## GIVEN ENTRIES
■ ■ ■ ■ ■
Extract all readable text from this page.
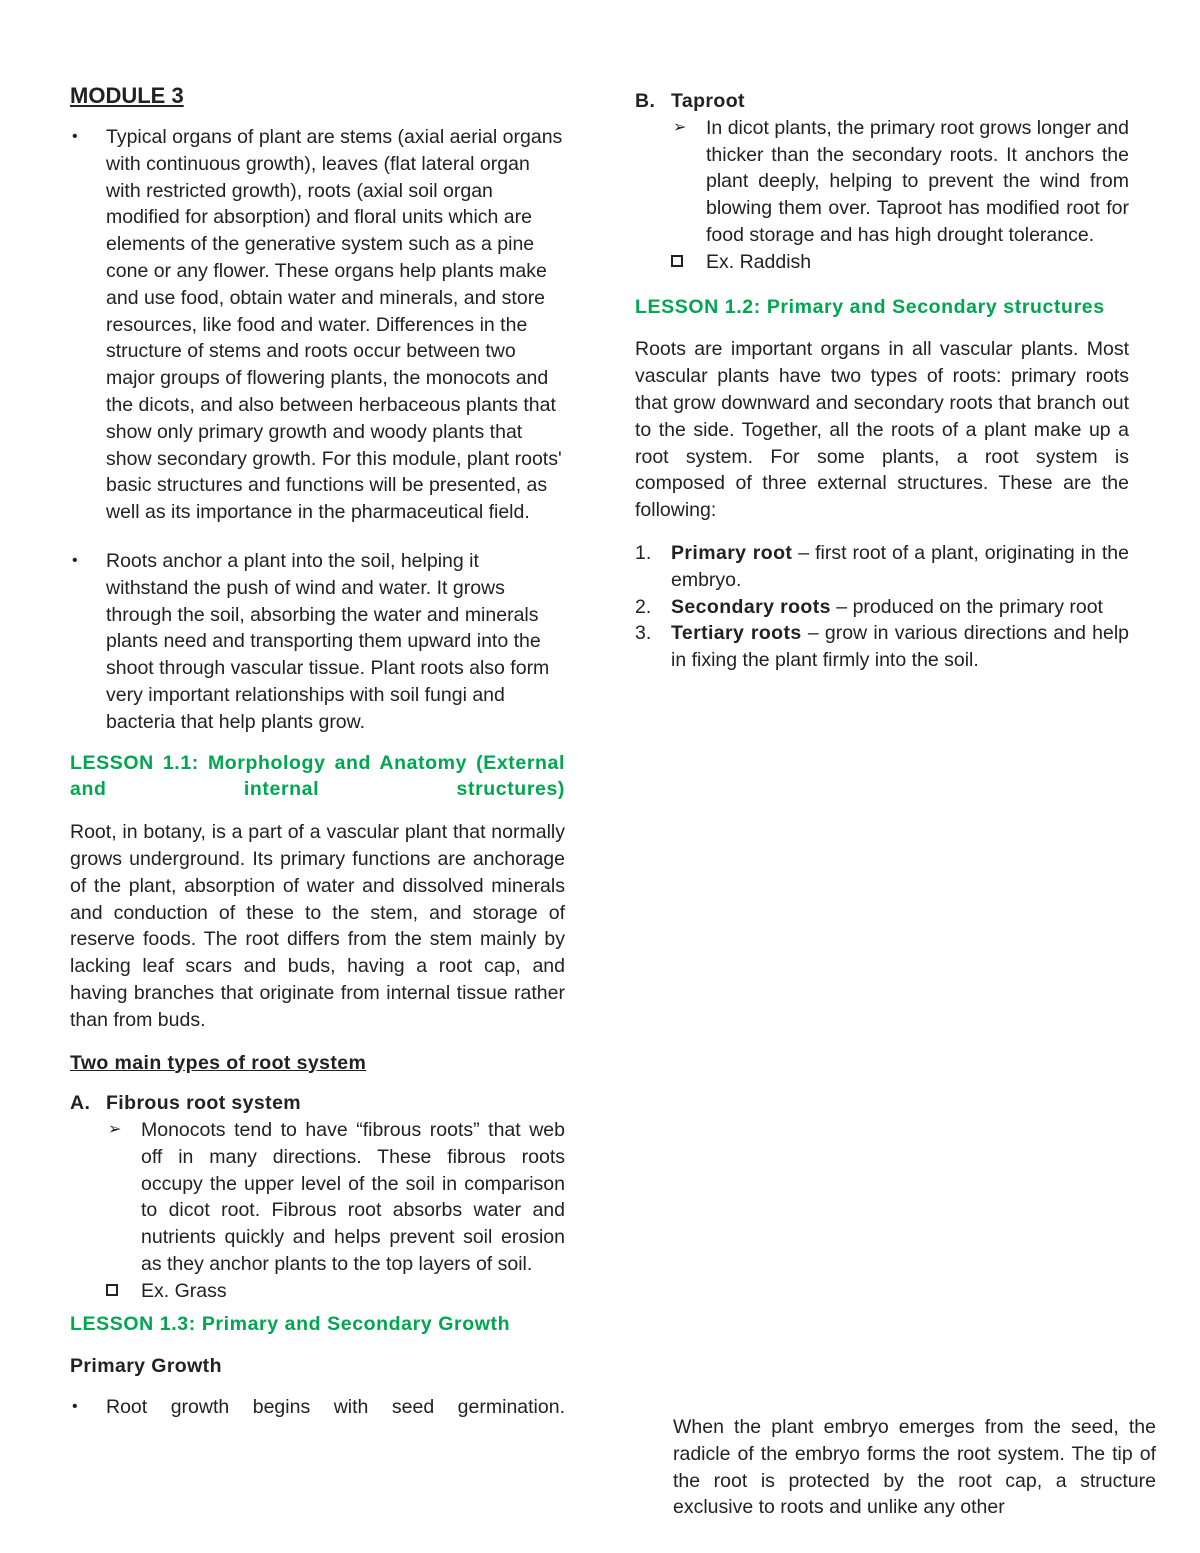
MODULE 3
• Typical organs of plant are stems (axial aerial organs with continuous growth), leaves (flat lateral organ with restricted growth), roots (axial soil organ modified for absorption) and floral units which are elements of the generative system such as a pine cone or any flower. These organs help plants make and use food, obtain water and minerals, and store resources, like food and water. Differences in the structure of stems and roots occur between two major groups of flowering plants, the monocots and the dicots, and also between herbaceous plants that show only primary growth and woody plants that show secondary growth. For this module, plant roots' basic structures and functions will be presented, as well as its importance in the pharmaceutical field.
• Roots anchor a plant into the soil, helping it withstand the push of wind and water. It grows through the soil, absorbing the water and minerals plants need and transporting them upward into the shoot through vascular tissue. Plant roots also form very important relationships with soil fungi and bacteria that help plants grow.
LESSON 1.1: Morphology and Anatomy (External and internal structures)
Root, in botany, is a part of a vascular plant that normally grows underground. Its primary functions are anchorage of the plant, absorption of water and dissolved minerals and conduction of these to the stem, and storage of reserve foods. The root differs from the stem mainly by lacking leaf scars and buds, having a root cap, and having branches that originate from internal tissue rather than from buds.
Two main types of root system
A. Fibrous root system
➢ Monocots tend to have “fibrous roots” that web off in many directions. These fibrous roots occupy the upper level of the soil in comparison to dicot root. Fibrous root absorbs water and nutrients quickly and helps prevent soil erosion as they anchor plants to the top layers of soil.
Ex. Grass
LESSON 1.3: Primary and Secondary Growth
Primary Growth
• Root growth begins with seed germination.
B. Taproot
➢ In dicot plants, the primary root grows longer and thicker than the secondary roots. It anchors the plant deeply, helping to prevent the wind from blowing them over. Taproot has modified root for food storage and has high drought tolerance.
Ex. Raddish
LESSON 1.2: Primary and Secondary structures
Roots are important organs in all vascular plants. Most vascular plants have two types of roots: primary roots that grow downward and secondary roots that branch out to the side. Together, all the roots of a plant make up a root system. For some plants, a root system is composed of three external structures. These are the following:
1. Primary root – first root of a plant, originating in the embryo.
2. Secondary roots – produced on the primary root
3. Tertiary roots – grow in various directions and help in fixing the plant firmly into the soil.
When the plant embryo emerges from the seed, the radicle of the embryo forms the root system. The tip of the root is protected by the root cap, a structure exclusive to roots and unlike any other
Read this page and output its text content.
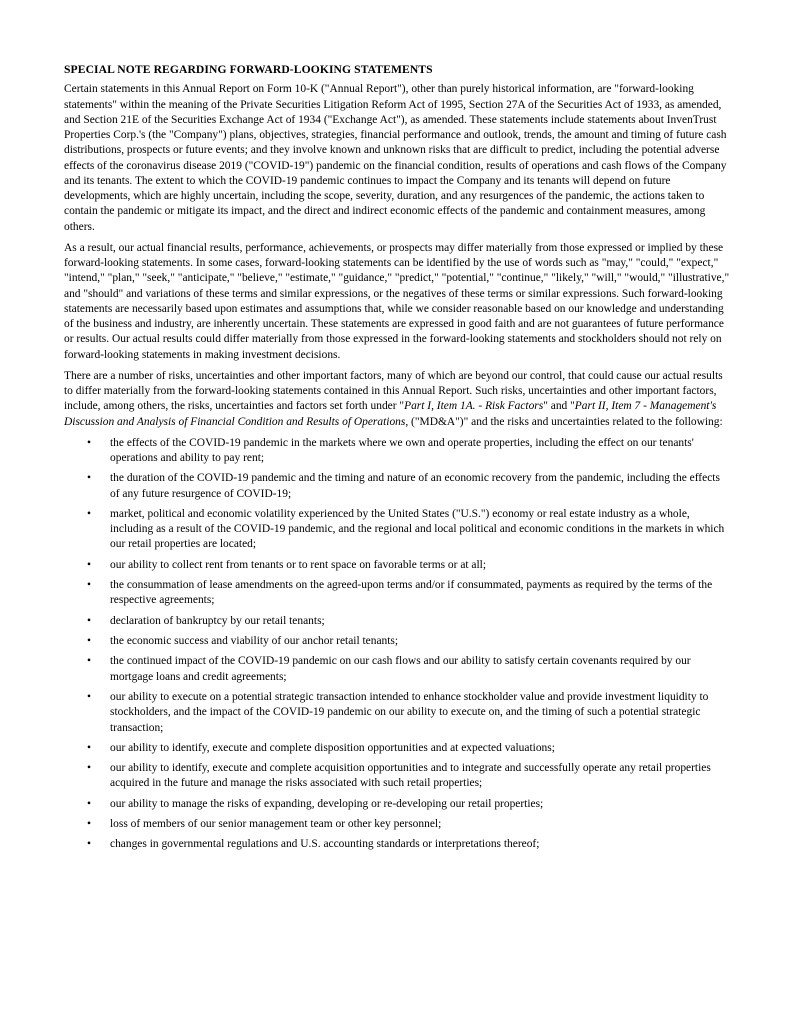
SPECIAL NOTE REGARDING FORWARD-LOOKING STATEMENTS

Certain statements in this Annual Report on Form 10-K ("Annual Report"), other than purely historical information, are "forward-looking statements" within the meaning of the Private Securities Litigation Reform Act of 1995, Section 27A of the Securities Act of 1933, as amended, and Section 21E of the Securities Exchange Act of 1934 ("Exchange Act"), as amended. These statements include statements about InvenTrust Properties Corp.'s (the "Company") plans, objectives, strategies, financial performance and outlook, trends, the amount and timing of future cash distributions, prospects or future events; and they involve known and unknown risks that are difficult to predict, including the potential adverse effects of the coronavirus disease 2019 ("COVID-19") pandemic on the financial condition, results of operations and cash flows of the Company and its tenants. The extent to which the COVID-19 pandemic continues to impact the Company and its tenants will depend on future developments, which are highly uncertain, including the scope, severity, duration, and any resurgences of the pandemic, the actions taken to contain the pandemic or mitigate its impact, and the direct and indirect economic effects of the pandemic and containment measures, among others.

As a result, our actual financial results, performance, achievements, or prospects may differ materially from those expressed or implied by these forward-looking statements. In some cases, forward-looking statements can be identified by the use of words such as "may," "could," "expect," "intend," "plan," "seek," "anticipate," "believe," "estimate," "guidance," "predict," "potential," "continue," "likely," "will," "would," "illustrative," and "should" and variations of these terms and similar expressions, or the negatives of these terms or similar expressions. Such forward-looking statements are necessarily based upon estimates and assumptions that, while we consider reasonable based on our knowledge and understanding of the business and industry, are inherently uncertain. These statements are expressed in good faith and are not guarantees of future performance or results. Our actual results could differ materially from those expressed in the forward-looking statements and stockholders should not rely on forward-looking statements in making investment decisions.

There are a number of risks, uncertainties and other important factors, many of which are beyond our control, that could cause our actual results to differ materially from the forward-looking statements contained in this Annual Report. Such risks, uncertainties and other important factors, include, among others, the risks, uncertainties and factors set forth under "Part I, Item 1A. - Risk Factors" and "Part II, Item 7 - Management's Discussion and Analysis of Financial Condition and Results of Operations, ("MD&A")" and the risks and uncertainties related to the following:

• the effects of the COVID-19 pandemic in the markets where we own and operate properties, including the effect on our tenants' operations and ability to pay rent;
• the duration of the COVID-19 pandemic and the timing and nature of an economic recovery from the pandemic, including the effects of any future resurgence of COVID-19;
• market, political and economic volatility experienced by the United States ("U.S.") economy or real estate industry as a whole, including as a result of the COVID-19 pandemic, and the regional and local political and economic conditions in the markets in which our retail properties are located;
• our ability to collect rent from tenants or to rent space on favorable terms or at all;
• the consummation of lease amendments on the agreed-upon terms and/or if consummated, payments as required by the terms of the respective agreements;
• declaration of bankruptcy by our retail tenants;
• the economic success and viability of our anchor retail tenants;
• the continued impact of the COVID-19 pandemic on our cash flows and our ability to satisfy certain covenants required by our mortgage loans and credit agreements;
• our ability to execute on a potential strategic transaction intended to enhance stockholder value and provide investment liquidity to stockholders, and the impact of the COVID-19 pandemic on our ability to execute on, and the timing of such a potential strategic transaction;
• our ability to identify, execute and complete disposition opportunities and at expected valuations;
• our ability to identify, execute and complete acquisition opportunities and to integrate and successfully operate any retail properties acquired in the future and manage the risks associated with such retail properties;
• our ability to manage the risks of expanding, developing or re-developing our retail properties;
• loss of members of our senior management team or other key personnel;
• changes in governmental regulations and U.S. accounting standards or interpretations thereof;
■ ■ ■ ■ ■
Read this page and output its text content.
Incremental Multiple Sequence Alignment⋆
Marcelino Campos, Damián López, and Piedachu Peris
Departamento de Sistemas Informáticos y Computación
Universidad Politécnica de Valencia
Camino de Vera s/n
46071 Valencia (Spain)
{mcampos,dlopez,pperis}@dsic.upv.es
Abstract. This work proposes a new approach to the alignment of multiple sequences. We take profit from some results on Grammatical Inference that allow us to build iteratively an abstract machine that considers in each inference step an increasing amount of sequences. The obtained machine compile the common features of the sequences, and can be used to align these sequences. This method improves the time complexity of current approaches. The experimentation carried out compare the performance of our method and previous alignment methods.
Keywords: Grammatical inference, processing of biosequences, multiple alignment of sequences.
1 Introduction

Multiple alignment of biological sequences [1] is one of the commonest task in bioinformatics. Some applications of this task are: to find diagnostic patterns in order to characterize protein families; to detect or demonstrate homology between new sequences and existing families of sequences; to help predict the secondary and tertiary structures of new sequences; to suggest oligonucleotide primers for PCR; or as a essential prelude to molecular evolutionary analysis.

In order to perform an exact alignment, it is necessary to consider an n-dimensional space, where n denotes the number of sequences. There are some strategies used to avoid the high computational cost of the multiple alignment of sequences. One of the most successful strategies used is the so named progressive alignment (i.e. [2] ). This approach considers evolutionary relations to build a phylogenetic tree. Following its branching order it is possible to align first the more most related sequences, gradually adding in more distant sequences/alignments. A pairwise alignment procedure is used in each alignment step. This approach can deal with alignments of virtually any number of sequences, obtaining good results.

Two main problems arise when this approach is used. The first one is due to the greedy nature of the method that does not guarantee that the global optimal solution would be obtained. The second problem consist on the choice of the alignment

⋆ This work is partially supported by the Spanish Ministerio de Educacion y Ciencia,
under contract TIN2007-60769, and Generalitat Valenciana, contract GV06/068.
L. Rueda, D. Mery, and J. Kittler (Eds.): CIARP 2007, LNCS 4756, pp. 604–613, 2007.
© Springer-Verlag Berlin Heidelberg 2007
■ ■ ■ ■ ■
Track down every line of the material containing the string "LESSON", and copy it.

## ANSWER FOR THE TASK
LESSON 1.1: Morphology and Anatomy (External and internal structures)
LESSON 1.3: Primary and Secondary Growth
LESSON 1.2: Primary and Secondary structures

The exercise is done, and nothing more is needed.